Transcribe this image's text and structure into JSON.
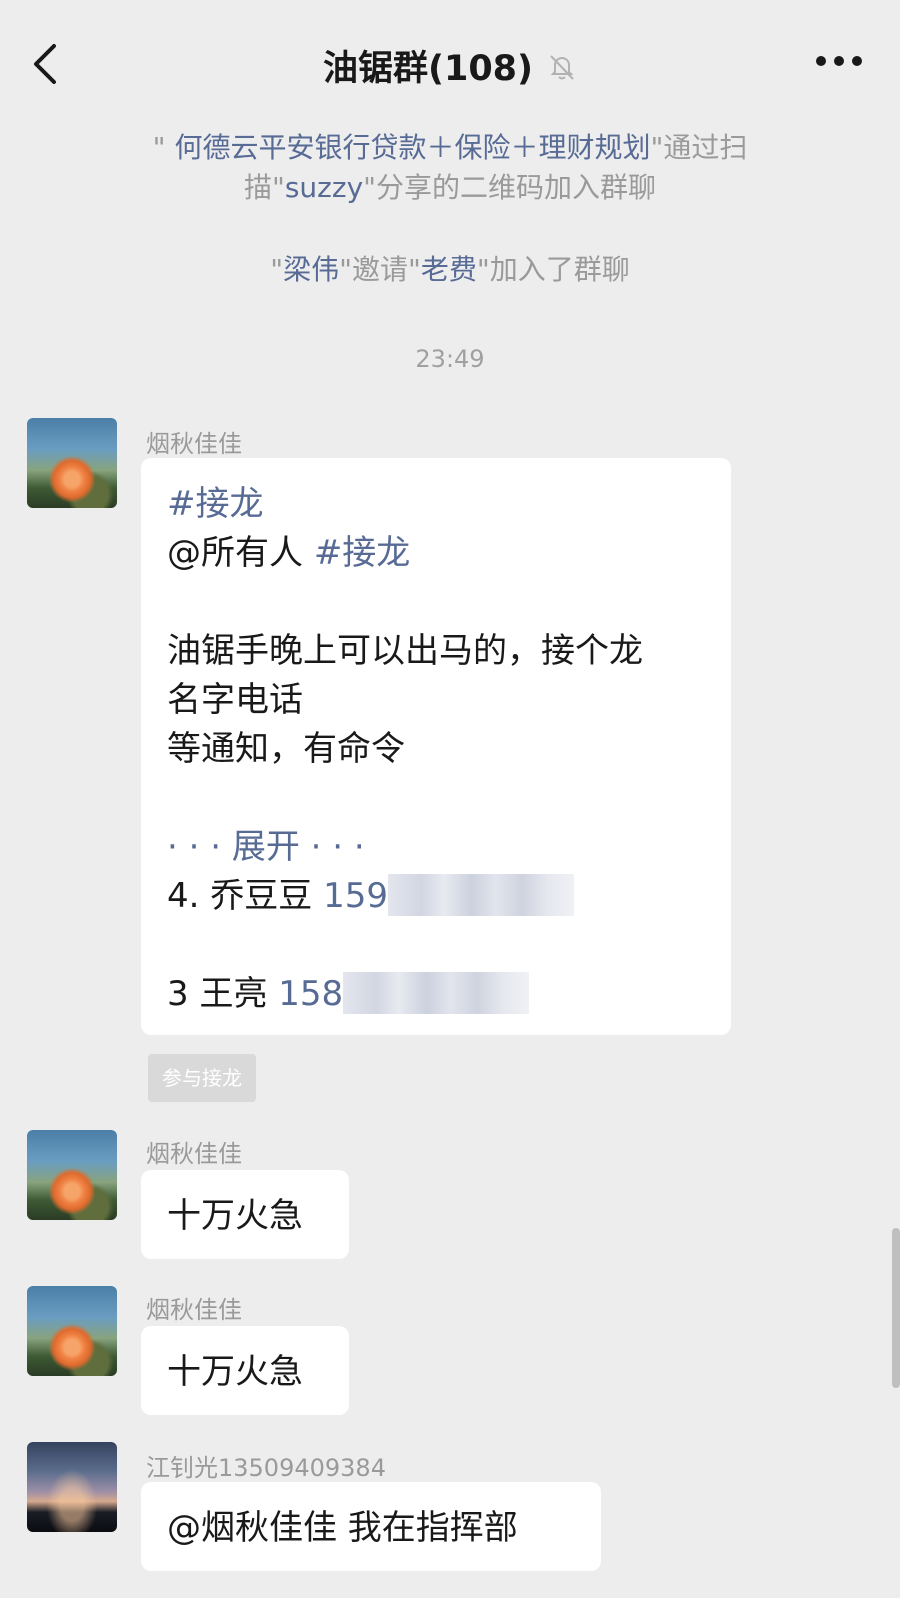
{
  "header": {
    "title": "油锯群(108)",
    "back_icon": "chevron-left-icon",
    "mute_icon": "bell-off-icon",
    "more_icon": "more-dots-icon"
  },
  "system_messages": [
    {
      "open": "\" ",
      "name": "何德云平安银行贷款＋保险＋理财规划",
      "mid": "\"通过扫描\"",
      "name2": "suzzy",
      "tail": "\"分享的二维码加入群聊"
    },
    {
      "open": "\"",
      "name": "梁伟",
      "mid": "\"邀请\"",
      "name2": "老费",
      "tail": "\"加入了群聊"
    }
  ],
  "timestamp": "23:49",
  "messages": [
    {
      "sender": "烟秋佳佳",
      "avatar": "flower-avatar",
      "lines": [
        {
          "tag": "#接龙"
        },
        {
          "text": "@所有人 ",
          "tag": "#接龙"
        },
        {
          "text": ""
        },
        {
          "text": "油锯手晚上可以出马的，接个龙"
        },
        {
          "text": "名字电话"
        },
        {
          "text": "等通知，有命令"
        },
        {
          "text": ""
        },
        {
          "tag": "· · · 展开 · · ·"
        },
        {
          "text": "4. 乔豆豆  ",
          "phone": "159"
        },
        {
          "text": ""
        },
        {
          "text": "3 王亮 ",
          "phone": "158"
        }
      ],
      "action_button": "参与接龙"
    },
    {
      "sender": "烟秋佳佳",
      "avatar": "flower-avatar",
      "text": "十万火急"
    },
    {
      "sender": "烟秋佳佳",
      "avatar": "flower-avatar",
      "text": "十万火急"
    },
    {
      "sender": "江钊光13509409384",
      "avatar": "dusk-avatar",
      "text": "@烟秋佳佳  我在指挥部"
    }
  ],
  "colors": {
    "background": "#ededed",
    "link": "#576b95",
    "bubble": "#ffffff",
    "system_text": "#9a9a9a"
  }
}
········
PROBLEM STATEMENT - Copy each line of the records precisely and drop any images they hold.

FULL OUTPUT -
Transcribe this image's text and structure into JSON.
{
  "header": {
    "title": "油锯群(108)",
    "back_icon": "chevron-left-icon",
    "mute_icon": "bell-off-icon",
    "more_icon": "more-dots-icon"
  },
  "system_messages": [
    {
      "open": "\" ",
      "name": "何德云平安银行贷款＋保险＋理财规划",
      "mid": "\"通过扫描\"",
      "name2": "suzzy",
      "tail": "\"分享的二维码加入群聊"
    },
    {
      "open": "\"",
      "name": "梁伟",
      "mid": "\"邀请\"",
      "name2": "老费",
      "tail": "\"加入了群聊"
    }
  ],
  "timestamp": "23:49",
  "messages": [
    {
      "sender": "烟秋佳佳",
      "avatar": "flower-avatar",
      "lines": [
        {
          "tag": "#接龙"
        },
        {
          "text": "@所有人 ",
          "tag": "#接龙"
        },
        {
          "text": ""
        },
        {
          "text": "油锯手晚上可以出马的，接个龙"
        },
        {
          "text": "名字电话"
        },
        {
          "text": "等通知，有命令"
        },
        {
          "text": ""
        },
        {
          "tag": "· · · 展开 · · ·"
        },
        {
          "text": "4. 乔豆豆  ",
          "phone": "159"
        },
        {
          "text": ""
        },
        {
          "text": "3 王亮 ",
          "phone": "158"
        }
      ],
      "action_button": "参与接龙"
    },
    {
      "sender": "烟秋佳佳",
      "avatar": "flower-avatar",
      "text": "十万火急"
    },
    {
      "sender": "烟秋佳佳",
      "avatar": "flower-avatar",
      "text": "十万火急"
    },
    {
      "sender": "江钊光13509409384",
      "avatar": "dusk-avatar",
      "text": "@烟秋佳佳  我在指挥部"
    }
  ],
  "colors": {
    "background": "#ededed",
    "link": "#576b95",
    "bubble": "#ffffff",
    "system_text": "#9a9a9a"
  }
}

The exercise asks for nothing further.